PROBLEM STATEMENT: Can you copy out the data exactly? Leave the images out.

LISTING:
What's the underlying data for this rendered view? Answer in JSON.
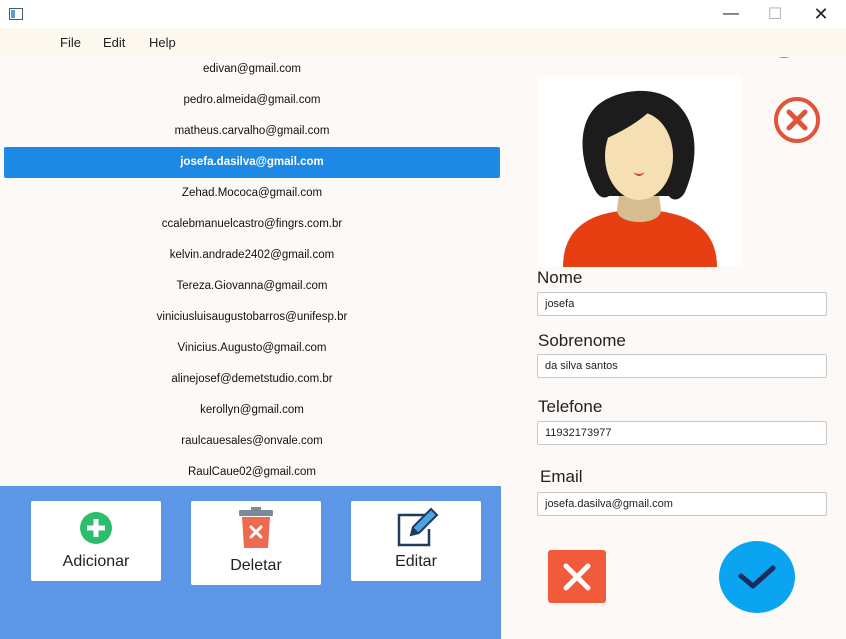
{
  "window": {
    "minimize_glyph": "—",
    "maximize_glyph": "☐",
    "close_glyph": "✕"
  },
  "menu": {
    "items": [
      {
        "label": "File"
      },
      {
        "label": "Edit"
      },
      {
        "label": "Help"
      }
    ]
  },
  "theme_toggle": {
    "icon": "moon-icon",
    "state": "off"
  },
  "emails": [
    "edivan@gmail.com",
    "pedro.almeida@gmail.com",
    "matheus.carvalho@gmail.com",
    "josefa.dasilva@gmail.com",
    "Zehad.Mococa@gmail.com",
    "ccalebmanuelcastro@fingrs.com.br",
    "kelvin.andrade2402@gmail.com",
    "Tereza.Giovanna@gmail.com",
    "viniciusluisaugustobarros@unifesp.br",
    "Vinicius.Augusto@gmail.com",
    "alinejosef@demetstudio.com.br",
    "kerollyn@gmail.com",
    "raulcauesales@onvale.com",
    "RaulCaue02@gmail.com"
  ],
  "selected_email": "josefa.dasilva@gmail.com",
  "actions": {
    "add_label": "Adicionar",
    "delete_label": "Deletar",
    "edit_label": "Editar"
  },
  "form": {
    "nome_label": "Nome",
    "nome_value": "josefa",
    "sobrenome_label": "Sobrenome",
    "sobrenome_value": "da silva santos",
    "telefone_label": "Telefone",
    "telefone_value": "11932173977",
    "email_label": "Email",
    "email_value": "josefa.dasilva@gmail.com"
  },
  "colors": {
    "selection": "#1e88e5",
    "bottom_panel": "#5f97e8",
    "cancel": "#f15a3a",
    "confirm": "#0aa4f0",
    "add_icon": "#2dbd6e",
    "delete_icon": "#ee6a4e"
  }
}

OUTPUT:
What's the underlying data for this rendered view? Answer in JSON.
{
  "window": {
    "minimize_glyph": "—",
    "maximize_glyph": "☐",
    "close_glyph": "✕"
  },
  "menu": {
    "items": [
      {
        "label": "File"
      },
      {
        "label": "Edit"
      },
      {
        "label": "Help"
      }
    ]
  },
  "theme_toggle": {
    "icon": "moon-icon",
    "state": "off"
  },
  "emails": [
    "edivan@gmail.com",
    "pedro.almeida@gmail.com",
    "matheus.carvalho@gmail.com",
    "josefa.dasilva@gmail.com",
    "Zehad.Mococa@gmail.com",
    "ccalebmanuelcastro@fingrs.com.br",
    "kelvin.andrade2402@gmail.com",
    "Tereza.Giovanna@gmail.com",
    "viniciusluisaugustobarros@unifesp.br",
    "Vinicius.Augusto@gmail.com",
    "alinejosef@demetstudio.com.br",
    "kerollyn@gmail.com",
    "raulcauesales@onvale.com",
    "RaulCaue02@gmail.com"
  ],
  "selected_email": "josefa.dasilva@gmail.com",
  "actions": {
    "add_label": "Adicionar",
    "delete_label": "Deletar",
    "edit_label": "Editar"
  },
  "form": {
    "nome_label": "Nome",
    "nome_value": "josefa",
    "sobrenome_label": "Sobrenome",
    "sobrenome_value": "da silva santos",
    "telefone_label": "Telefone",
    "telefone_value": "11932173977",
    "email_label": "Email",
    "email_value": "josefa.dasilva@gmail.com"
  },
  "colors": {
    "selection": "#1e88e5",
    "bottom_panel": "#5f97e8",
    "cancel": "#f15a3a",
    "confirm": "#0aa4f0",
    "add_icon": "#2dbd6e",
    "delete_icon": "#ee6a4e"
  }
}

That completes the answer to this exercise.